(DATA EXCERPTS)
· · ·
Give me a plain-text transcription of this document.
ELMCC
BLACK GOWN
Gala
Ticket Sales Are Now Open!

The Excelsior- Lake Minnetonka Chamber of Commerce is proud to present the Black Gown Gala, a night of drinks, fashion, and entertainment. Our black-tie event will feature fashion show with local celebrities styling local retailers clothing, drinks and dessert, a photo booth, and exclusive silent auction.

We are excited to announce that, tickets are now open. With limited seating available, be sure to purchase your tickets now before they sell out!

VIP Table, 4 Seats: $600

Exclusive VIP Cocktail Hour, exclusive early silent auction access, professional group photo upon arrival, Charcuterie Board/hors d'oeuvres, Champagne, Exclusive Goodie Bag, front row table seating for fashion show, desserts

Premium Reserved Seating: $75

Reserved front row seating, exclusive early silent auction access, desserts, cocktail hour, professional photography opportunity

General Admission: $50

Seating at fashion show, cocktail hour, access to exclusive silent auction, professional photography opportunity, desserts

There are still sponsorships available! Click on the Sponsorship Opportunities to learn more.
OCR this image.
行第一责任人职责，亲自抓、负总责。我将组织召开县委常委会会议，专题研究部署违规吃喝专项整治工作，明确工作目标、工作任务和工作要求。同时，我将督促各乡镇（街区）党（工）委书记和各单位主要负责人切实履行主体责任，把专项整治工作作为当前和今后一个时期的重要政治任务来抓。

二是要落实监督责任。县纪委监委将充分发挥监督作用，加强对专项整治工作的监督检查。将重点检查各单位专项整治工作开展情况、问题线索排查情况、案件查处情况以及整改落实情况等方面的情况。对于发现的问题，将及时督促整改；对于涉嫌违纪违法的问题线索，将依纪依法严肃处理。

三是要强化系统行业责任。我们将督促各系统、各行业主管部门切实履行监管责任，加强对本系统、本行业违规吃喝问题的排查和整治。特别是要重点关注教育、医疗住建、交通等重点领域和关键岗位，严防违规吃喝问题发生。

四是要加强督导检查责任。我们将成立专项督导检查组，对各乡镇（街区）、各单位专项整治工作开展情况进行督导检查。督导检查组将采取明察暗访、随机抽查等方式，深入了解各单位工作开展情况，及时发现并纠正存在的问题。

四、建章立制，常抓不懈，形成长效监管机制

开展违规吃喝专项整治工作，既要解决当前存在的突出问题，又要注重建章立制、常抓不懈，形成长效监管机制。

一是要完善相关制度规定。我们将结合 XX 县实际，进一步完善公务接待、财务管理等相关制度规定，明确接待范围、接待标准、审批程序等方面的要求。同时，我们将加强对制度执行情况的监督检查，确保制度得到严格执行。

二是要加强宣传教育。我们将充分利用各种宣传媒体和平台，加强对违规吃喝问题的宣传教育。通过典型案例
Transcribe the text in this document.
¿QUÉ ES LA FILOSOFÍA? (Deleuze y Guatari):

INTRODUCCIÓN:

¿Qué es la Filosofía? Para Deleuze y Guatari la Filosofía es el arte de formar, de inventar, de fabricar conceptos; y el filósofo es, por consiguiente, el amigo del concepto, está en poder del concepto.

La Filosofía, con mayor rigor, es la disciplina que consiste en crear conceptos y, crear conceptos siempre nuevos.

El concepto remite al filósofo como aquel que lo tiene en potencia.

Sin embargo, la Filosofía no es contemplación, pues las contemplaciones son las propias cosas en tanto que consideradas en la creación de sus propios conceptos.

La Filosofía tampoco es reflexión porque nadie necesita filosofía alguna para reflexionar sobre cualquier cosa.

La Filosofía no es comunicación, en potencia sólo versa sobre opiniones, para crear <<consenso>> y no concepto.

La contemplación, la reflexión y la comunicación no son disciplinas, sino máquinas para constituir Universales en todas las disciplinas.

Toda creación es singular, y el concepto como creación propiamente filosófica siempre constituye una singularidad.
· · ·
(DIRECTIVE) Pull out and copy each line containing the string "contemplación".

(EXERCISE ANSWER)
Sin embargo, la Filosofía no es contemplación, pues las contemplaciones son las propias cosas en tanto que consideradas en la creación de sus propios conceptos.
La contemplación, la reflexión y la comunicación no son disciplinas, sino máquinas para constituir Universales en todas las disciplinas.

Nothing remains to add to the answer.